→ **Texte extrait**:
============================================================

D'abord, merci pour le rappel concernant alètheia:

wikipedia a écrit:Alètheia (grec ancien : ἀλήθεια) : 1 - « vérité » (au sens de dévoilement), issu de lèthè « oubli » et a- (négation) ; 2 - « réalité »

Mais je me demande à quel titre on choisit toujours bien souvent la forme nominale pour les sujets de philo en France.

En anglais, au moins, "truth" n'est qu'un développement tardif de l'adjectif "triewe"
online etymology a écrit:[...] having or characterized by good faith [...] perhaps ultimately from PIE *dru- "tree," on the notion of "steadfast as an oak."

http://www.etymonline.com/index.php?search=true
comme cela semble être le cas en allemand: "wahrheit" est nécessairement plus tard que "wahr" (de la même racine que "verus", вѣра).

wiktionnaire a écrit:De l’indo-européen commun *u̯erǝ- [1] (« ami, digne de foi, vrai »)
nom d'un utilisateur a écrit:Une remarque naïve [...]
le point 3.a n'est-il pas contradictoire :
"Nous avons la liberté de refuser la vérité et de choisir l'erreur, le mensonge ou l'illusion."

============================================================

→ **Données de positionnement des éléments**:
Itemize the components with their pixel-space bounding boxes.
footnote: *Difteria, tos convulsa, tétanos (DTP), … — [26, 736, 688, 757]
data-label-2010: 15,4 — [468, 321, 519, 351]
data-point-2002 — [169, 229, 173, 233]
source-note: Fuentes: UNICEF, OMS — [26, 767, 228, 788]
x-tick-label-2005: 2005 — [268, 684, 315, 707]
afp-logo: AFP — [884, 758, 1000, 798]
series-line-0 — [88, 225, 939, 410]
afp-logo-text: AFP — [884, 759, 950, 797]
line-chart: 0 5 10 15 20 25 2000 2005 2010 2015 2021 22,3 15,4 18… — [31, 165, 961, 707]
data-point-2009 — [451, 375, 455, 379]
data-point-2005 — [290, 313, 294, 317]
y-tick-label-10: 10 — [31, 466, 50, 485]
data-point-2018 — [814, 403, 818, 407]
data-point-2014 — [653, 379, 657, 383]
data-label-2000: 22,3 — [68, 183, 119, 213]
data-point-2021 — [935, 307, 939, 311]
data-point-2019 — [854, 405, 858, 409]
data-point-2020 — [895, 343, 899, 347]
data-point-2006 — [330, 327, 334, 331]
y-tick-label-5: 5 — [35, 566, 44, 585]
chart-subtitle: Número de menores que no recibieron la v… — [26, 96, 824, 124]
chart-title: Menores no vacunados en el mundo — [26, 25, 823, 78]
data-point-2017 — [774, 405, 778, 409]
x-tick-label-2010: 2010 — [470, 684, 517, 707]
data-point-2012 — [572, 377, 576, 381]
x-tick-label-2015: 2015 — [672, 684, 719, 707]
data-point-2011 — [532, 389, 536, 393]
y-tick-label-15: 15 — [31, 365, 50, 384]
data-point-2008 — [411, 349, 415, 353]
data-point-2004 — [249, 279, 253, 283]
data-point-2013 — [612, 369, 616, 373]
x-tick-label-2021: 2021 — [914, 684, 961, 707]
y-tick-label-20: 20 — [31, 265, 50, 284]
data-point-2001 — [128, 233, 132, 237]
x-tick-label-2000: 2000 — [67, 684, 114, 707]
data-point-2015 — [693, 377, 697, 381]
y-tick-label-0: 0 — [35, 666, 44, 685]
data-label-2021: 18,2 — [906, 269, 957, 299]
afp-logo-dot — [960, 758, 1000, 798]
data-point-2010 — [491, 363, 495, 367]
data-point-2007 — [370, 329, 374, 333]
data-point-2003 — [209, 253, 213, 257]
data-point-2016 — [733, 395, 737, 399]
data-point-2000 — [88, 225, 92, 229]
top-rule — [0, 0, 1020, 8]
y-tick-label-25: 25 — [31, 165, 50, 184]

============================================================

→ **Consigne**:
Dressez la liste de toutes les langues que le texte sur l'étymologie de la vérité désigne explicitement par leur nom.

→ **Réponse rédigée**:
- grec ancien
- anglais
- allemand
- indo-européen commun